* _PROBLEM TO WORK ON_
Write out the records below once more, exactly as they stand.

── DATA SHOWN

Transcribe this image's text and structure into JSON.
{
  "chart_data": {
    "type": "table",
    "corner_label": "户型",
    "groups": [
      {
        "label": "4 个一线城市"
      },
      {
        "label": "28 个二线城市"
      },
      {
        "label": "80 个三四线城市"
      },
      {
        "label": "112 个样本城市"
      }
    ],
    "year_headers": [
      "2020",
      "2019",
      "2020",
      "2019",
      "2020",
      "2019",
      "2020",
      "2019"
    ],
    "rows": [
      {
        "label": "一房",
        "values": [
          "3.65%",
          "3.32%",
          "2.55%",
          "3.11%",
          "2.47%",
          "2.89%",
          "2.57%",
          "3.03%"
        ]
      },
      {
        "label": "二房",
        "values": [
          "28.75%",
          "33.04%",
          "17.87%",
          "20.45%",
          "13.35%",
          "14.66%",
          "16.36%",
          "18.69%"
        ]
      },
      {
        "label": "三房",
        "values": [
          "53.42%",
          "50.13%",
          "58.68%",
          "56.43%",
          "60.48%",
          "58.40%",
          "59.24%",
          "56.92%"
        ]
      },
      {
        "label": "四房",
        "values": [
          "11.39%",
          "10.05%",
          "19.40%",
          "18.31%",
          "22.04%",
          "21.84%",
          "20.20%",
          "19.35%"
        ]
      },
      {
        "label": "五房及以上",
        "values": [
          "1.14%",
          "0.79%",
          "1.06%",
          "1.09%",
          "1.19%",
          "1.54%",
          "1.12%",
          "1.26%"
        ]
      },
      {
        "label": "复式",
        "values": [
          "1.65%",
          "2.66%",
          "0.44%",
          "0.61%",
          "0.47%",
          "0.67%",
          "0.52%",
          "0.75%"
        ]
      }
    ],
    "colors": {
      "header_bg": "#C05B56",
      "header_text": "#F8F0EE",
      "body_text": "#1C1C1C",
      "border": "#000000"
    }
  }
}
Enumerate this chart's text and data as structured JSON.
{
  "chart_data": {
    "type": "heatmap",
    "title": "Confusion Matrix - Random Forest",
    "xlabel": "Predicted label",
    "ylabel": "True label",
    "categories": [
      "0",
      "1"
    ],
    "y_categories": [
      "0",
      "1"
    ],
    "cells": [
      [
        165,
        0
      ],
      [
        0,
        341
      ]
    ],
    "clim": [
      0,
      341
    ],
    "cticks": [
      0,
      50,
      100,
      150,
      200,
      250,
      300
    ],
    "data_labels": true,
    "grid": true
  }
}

────

* _TASK OUTPUT_
Transcribe this image's text and structure into JSON.
{
  "chart_data": {
    "type": "table",
    "corner_label": "户型",
    "groups": [
      {
        "label": "4 个一线城市"
      },
      {
        "label": "28 个二线城市"
      },
      {
        "label": "80 个三四线城市"
      },
      {
        "label": "112 个样本城市"
      }
    ],
    "year_headers": [
      "2020",
      "2019",
      "2020",
      "2019",
      "2020",
      "2019",
      "2020",
      "2019"
    ],
    "rows": [
      {
        "label": "一房",
        "values": [
          "3.65%",
          "3.32%",
          "2.55%",
          "3.11%",
          "2.47%",
          "2.89%",
          "2.57%",
          "3.03%"
        ]
      },
      {
        "label": "二房",
        "values": [
          "28.75%",
          "33.04%",
          "17.87%",
          "20.45%",
          "13.35%",
          "14.66%",
          "16.36%",
          "18.69%"
        ]
      },
      {
        "label": "三房",
        "values": [
          "53.42%",
          "50.13%",
          "58.68%",
          "56.43%",
          "60.48%",
          "58.40%",
          "59.24%",
          "56.92%"
        ]
      },
      {
        "label": "四房",
        "values": [
          "11.39%",
          "10.05%",
          "19.40%",
          "18.31%",
          "22.04%",
          "21.84%",
          "20.20%",
          "19.35%"
        ]
      },
      {
        "label": "五房及以上",
        "values": [
          "1.14%",
          "0.79%",
          "1.06%",
          "1.09%",
          "1.19%",
          "1.54%",
          "1.12%",
          "1.26%"
        ]
      },
      {
        "label": "复式",
        "values": [
          "1.65%",
          "2.66%",
          "0.44%",
          "0.61%",
          "0.47%",
          "0.67%",
          "0.52%",
          "0.75%"
        ]
      }
    ],
    "colors": {
      "header_bg": "#C05B56",
      "header_text": "#F8F0EE",
      "body_text": "#1C1C1C",
      "border": "#000000"
    }
  }
}
Enumerate this chart's text and data as structured JSON.
{
  "chart_data": {
    "type": "heatmap",
    "title": "Confusion Matrix - Random Forest",
    "xlabel": "Predicted label",
    "ylabel": "True label",
    "categories": [
      "0",
      "1"
    ],
    "y_categories": [
      "0",
      "1"
    ],
    "cells": [
      [
        165,
        0
      ],
      [
        0,
        341
      ]
    ],
    "clim": [
      0,
      341
    ],
    "cticks": [
      0,
      50,
      100,
      150,
      200,
      250,
      300
    ],
    "data_labels": true,
    "grid": true
  }
}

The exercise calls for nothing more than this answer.